*The task:* The entries are to be returned exactly, with images left out.

*Extracted information:*
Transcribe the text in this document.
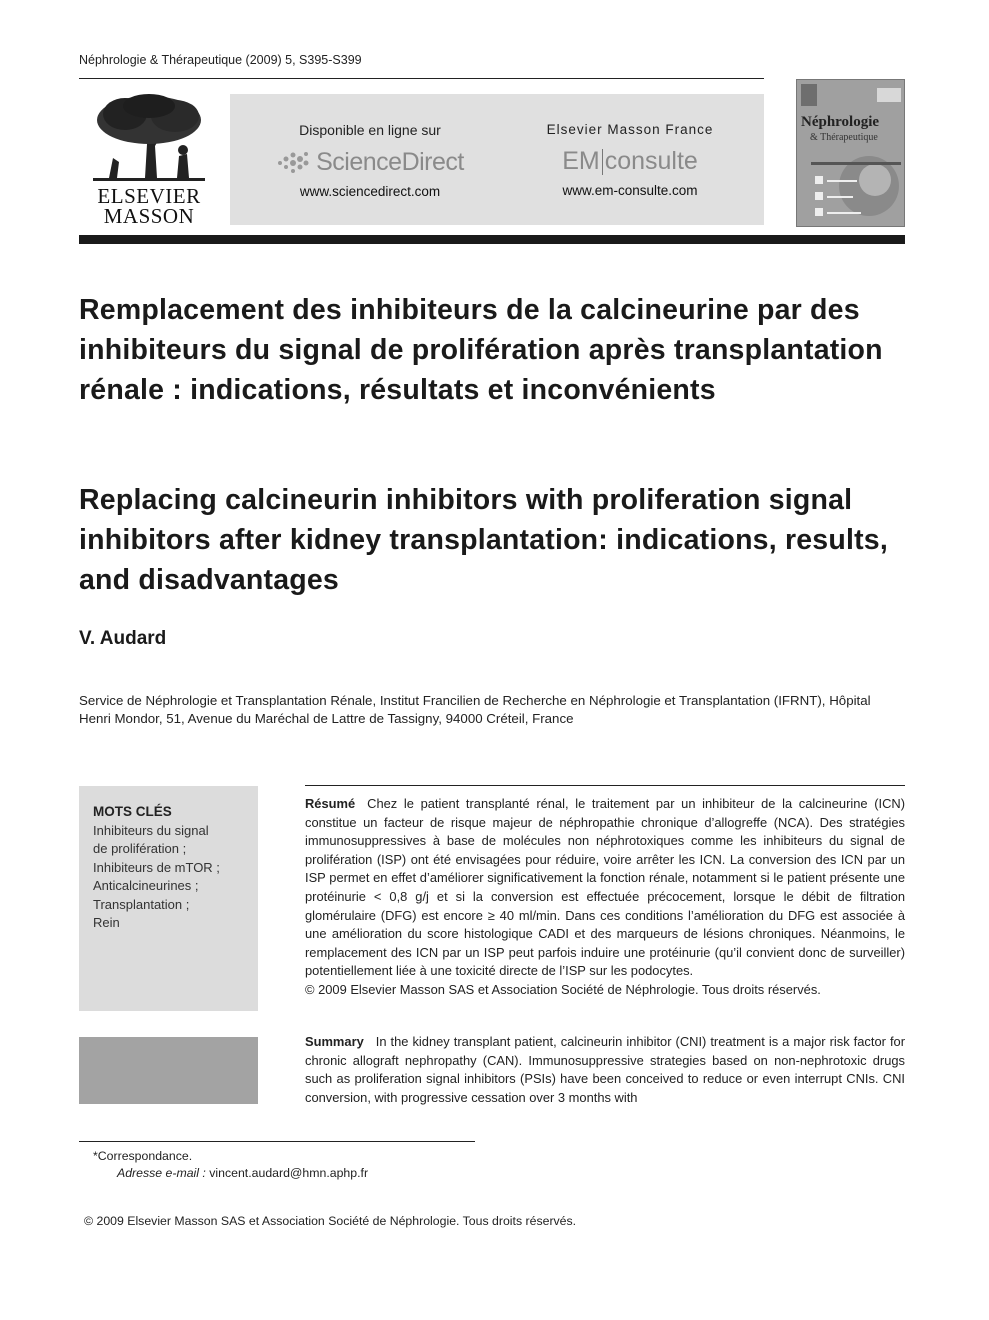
Néphrologie & Thérapeutique (2009) 5, S395-S399
ELSEVIER
MASSON
Disponible en ligne sur
ScienceDirect
www.sciencedirect.com
Elsevier Masson France
EM consulte
www.em-consulte.com
Néphrologie
& Thérapeutique
Remplacement des inhibiteurs de la calcineurine par des inhibiteurs du signal de prolifération après transplantation rénale : indications, résultats et inconvénients
Replacing calcineurin inhibitors with proliferation signal inhibitors after kidney transplantation: indications, results, and disadvantages
V. Audard
Service de Néphrologie et Transplantation Rénale, Institut Francilien de Recherche en Néphrologie et Transplantation (IFRNT), Hôpital Henri Mondor, 51, Avenue du Maréchal de Lattre de Tassigny, 94000 Créteil, France
MOTS CLÉS
Inhibiteurs du signal
de prolifération ;
Inhibiteurs de mTOR ;
Anticalcineurines ;
Transplantation ;
Rein
Résumé Chez le patient transplanté rénal, le traitement par un inhibiteur de la calcineurine (ICN) constitue un facteur de risque majeur de néphropathie chronique d’allogreffe (NCA). Des stratégies immunosuppressives à base de molécules non néphrotoxiques comme les inhibiteurs du signal de prolifération (ISP) ont été envisagées pour réduire, voire arrêter les ICN. La conversion des ICN par un ISP permet en effet d’améliorer significativement la fonction rénale, notamment si le patient présente une protéinurie < 0,8 g/j et si la conversion est effectuée précocement, lorsque le débit de filtration glomérulaire (DFG) est encore ≥ 40 ml/min. Dans ces conditions l’amélioration du DFG est associée à une amélioration du score histologique CADI et des marqueurs de lésions chroniques. Néanmoins, le remplacement des ICN par un ISP peut parfois induire une protéinurie (qu’il convient donc de surveiller) potentiellement liée à une toxicité directe de l’ISP sur les podocytes.
© 2009 Elsevier Masson SAS et Association Société de Néphrologie. Tous droits réservés.
Summary In the kidney transplant patient, calcineurin inhibitor (CNI) treatment is a major risk factor for chronic allograft nephropathy (CAN). Immunosuppressive strategies based on non-nephrotoxic drugs such as proliferation signal inhibitors (PSIs) have been conceived to reduce or even interrupt CNIs. CNI conversion, with progressive cessation over 3 months with
*Correspondance.
Adresse e-mail : vincent.audard@hmn.aphp.fr
© 2009 Elsevier Masson SAS et Association Société de Néphrologie. Tous droits réservés.
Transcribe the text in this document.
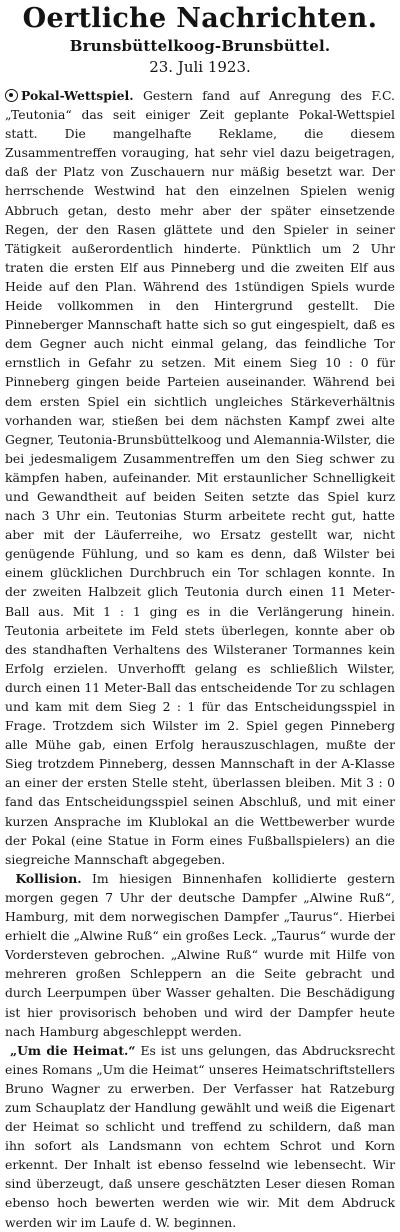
Oertliche Nachrichten.
Brunsbüttelkoog-Brunsbüttel.
23. Juli 1923.

Pokal-Wettspiel. Gestern fand auf Anregung des F.C. „Teutonia“ das seit einiger Zeit geplante Pokal-Wettspiel statt. Die mangelhafte Reklame, die diesem Zusammentreffen vorauging, hat sehr viel dazu beigetragen, daß der Platz von Zuschauern nur mäßig besetzt war. Der herrschende Westwind hat den einzelnen Spielen wenig Abbruch getan, desto mehr aber der später einsetzende Regen, der den Rasen glättete und den Spieler in seiner Tätigkeit außerordentlich hinderte. Pünktlich um 2 Uhr traten die ersten Elf aus Pinneberg und die zweiten Elf aus Heide auf den Plan. Während des 1stündigen Spiels wurde Heide vollkommen in den Hintergrund gestellt. Die Pinneberger Mannschaft hatte sich so gut eingespielt, daß es dem Gegner auch nicht einmal gelang, das feindliche Tor ernstlich in Gefahr zu setzen. Mit einem Sieg 10 : 0 für Pinneberg gingen beide Parteien auseinander. Während bei dem ersten Spiel ein sichtlich ungleiches Stärkeverhältnis vorhanden war, stießen bei dem nächsten Kampf zwei alte Gegner, Teutonia-Brunsbüttelkoog und Alemannia-Wilster, die bei jedesmaligem Zusammentreffen um den Sieg schwer zu kämpfen haben, aufeinander. Mit erstaunlicher Schnelligkeit und Gewandtheit auf beiden Seiten setzte das Spiel kurz nach 3 Uhr ein. Teutonias Sturm arbeitete recht gut, hatte aber mit der Läuferreihe, wo Ersatz gestellt war, nicht genügende Fühlung, und so kam es denn, daß Wilster bei einem glücklichen Durchbruch ein Tor schlagen konnte. In der zweiten Halbzeit glich Teutonia durch einen 11 Meter-Ball aus. Mit 1 : 1 ging es in die Verlängerung hinein. Teutonia arbeitete im Feld stets überlegen, konnte aber ob des standhaften Verhaltens des Wilsteraner Tormannes kein Erfolg erzielen. Unverhofft gelang es schließlich Wilster, durch einen 11 Meter-Ball das entscheidende Tor zu schlagen und kam mit dem Sieg 2 : 1 für das Entscheidungsspiel in Frage. Trotzdem sich Wilster im 2. Spiel gegen Pinneberg alle Mühe gab, einen Erfolg herauszuschlagen, mußte der Sieg trotzdem Pinneberg, dessen Mannschaft in der A-Klasse an einer der ersten Stelle steht, überlassen bleiben. Mit 3 : 0 fand das Entscheidungsspiel seinen Abschluß, und mit einer kurzen Ansprache im Klublokal an die Wettbewerber wurde der Pokal (eine Statue in Form eines Fußballspielers) an die siegreiche Mannschaft abgegeben.

Kollision. Im hiesigen Binnenhafen kollidierte gestern morgen gegen 7 Uhr der deutsche Dampfer „Alwine Ruß“, Hamburg, mit dem norwegischen Dampfer „Taurus“. Hierbei erhielt die „Alwine Ruß“ ein großes Leck. „Taurus“ wurde der Vordersteven gebrochen. „Alwine Ruß“ wurde mit Hilfe von mehreren großen Schleppern an die Seite gebracht und durch Leerpumpen über Wasser gehalten. Die Beschädigung ist hier provisorisch behoben und wird der Dampfer heute nach Hamburg abgeschleppt werden.

„Um die Heimat.“ Es ist uns gelungen, das Abdrucksrecht eines Romans „Um die Heimat“ unseres Heimatschriftstellers Bruno Wagner zu erwerben. Der Verfasser hat Ratzeburg zum Schauplatz der Handlung gewählt und weiß die Eigenart der Heimat so schlicht und treffend zu schildern, daß man ihn sofort als Landsmann von echtem Schrot und Korn erkennt. Der Inhalt ist ebenso fesselnd wie lebensecht. Wir sind überzeugt, daß unsere geschätzten Leser diesen Roman ebenso hoch bewerten werden wie wir. Mit dem Abdruck werden wir im Laufe d. W. beginnen.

*Response:*
Transcribe the text in this document.
Néphrologie & Thérapeutique (2009) 5, S395-S399
ELSEVIER
MASSON
Disponible en ligne sur
ScienceDirect
www.sciencedirect.com
Elsevier Masson France
EM consulte
www.em-consulte.com
Néphrologie
& Thérapeutique
Remplacement des inhibiteurs de la calcineurine par des inhibiteurs du signal de prolifération après transplantation rénale : indications, résultats et inconvénients
Replacing calcineurin inhibitors with proliferation signal inhibitors after kidney transplantation: indications, results, and disadvantages
V. Audard
Service de Néphrologie et Transplantation Rénale, Institut Francilien de Recherche en Néphrologie et Transplantation (IFRNT), Hôpital Henri Mondor, 51, Avenue du Maréchal de Lattre de Tassigny, 94000 Créteil, France
MOTS CLÉS
Inhibiteurs du signal
de prolifération ;
Inhibiteurs de mTOR ;
Anticalcineurines ;
Transplantation ;
Rein
Résumé Chez le patient transplanté rénal, le traitement par un inhibiteur de la calcineurine (ICN) constitue un facteur de risque majeur de néphropathie chronique d’allogreffe (NCA). Des stratégies immunosuppressives à base de molécules non néphrotoxiques comme les inhibiteurs du signal de prolifération (ISP) ont été envisagées pour réduire, voire arrêter les ICN. La conversion des ICN par un ISP permet en effet d’améliorer significativement la fonction rénale, notamment si le patient présente une protéinurie < 0,8 g/j et si la conversion est effectuée précocement, lorsque le débit de filtration glomérulaire (DFG) est encore ≥ 40 ml/min. Dans ces conditions l’amélioration du DFG est associée à une amélioration du score histologique CADI et des marqueurs de lésions chroniques. Néanmoins, le remplacement des ICN par un ISP peut parfois induire une protéinurie (qu’il convient donc de surveiller) potentiellement liée à une toxicité directe de l’ISP sur les podocytes.
© 2009 Elsevier Masson SAS et Association Société de Néphrologie. Tous droits réservés.
Summary In the kidney transplant patient, calcineurin inhibitor (CNI) treatment is a major risk factor for chronic allograft nephropathy (CAN). Immunosuppressive strategies based on non-nephrotoxic drugs such as proliferation signal inhibitors (PSIs) have been conceived to reduce or even interrupt CNIs. CNI conversion, with progressive cessation over 3 months with
*Correspondance.
Adresse e-mail : vincent.audard@hmn.aphp.fr
© 2009 Elsevier Masson SAS et Association Société de Néphrologie. Tous droits réservés.
Transcribe the text in this document.
Oertliche Nachrichten.
Brunsbüttelkoog-Brunsbüttel.
23. Juli 1923.

Pokal-Wettspiel. Gestern fand auf Anregung des F.C. „Teutonia“ das seit einiger Zeit geplante Pokal-Wettspiel statt. Die mangelhafte Reklame, die diesem Zusammentreffen vorauging, hat sehr viel dazu beigetragen, daß der Platz von Zuschauern nur mäßig besetzt war. Der herrschende Westwind hat den einzelnen Spielen wenig Abbruch getan, desto mehr aber der später einsetzende Regen, der den Rasen glättete und den Spieler in seiner Tätigkeit außerordentlich hinderte. Pünktlich um 2 Uhr traten die ersten Elf aus Pinneberg und die zweiten Elf aus Heide auf den Plan. Während des 1stündigen Spiels wurde Heide vollkommen in den Hintergrund gestellt. Die Pinneberger Mannschaft hatte sich so gut eingespielt, daß es dem Gegner auch nicht einmal gelang, das feindliche Tor ernstlich in Gefahr zu setzen. Mit einem Sieg 10 : 0 für Pinneberg gingen beide Parteien auseinander. Während bei dem ersten Spiel ein sichtlich ungleiches Stärkeverhältnis vorhanden war, stießen bei dem nächsten Kampf zwei alte Gegner, Teutonia-Brunsbüttelkoog und Alemannia-Wilster, die bei jedesmaligem Zusammentreffen um den Sieg schwer zu kämpfen haben, aufeinander. Mit erstaunlicher Schnelligkeit und Gewandtheit auf beiden Seiten setzte das Spiel kurz nach 3 Uhr ein. Teutonias Sturm arbeitete recht gut, hatte aber mit der Läuferreihe, wo Ersatz gestellt war, nicht genügende Fühlung, und so kam es denn, daß Wilster bei einem glücklichen Durchbruch ein Tor schlagen konnte. In der zweiten Halbzeit glich Teutonia durch einen 11 Meter-Ball aus. Mit 1 : 1 ging es in die Verlängerung hinein. Teutonia arbeitete im Feld stets überlegen, konnte aber ob des standhaften Verhaltens des Wilsteraner Tormannes kein Erfolg erzielen. Unverhofft gelang es schließlich Wilster, durch einen 11 Meter-Ball das entscheidende Tor zu schlagen und kam mit dem Sieg 2 : 1 für das Entscheidungsspiel in Frage. Trotzdem sich Wilster im 2. Spiel gegen Pinneberg alle Mühe gab, einen Erfolg herauszuschlagen, mußte der Sieg trotzdem Pinneberg, dessen Mannschaft in der A-Klasse an einer der ersten Stelle steht, überlassen bleiben. Mit 3 : 0 fand das Entscheidungsspiel seinen Abschluß, und mit einer kurzen Ansprache im Klublokal an die Wettbewerber wurde der Pokal (eine Statue in Form eines Fußballspielers) an die siegreiche Mannschaft abgegeben.

Kollision. Im hiesigen Binnenhafen kollidierte gestern morgen gegen 7 Uhr der deutsche Dampfer „Alwine Ruß“, Hamburg, mit dem norwegischen Dampfer „Taurus“. Hierbei erhielt die „Alwine Ruß“ ein großes Leck. „Taurus“ wurde der Vordersteven gebrochen. „Alwine Ruß“ wurde mit Hilfe von mehreren großen Schleppern an die Seite gebracht und durch Leerpumpen über Wasser gehalten. Die Beschädigung ist hier provisorisch behoben und wird der Dampfer heute nach Hamburg abgeschleppt werden.

„Um die Heimat.“ Es ist uns gelungen, das Abdrucksrecht eines Romans „Um die Heimat“ unseres Heimatschriftstellers Bruno Wagner zu erwerben. Der Verfasser hat Ratzeburg zum Schauplatz der Handlung gewählt und weiß die Eigenart der Heimat so schlicht und treffend zu schildern, daß man ihn sofort als Landsmann von echtem Schrot und Korn erkennt. Der Inhalt ist ebenso fesselnd wie lebensecht. Wir sind überzeugt, daß unsere geschätzten Leser diesen Roman ebenso hoch bewerten werden wie wir. Mit dem Abdruck werden wir im Laufe d. W. beginnen.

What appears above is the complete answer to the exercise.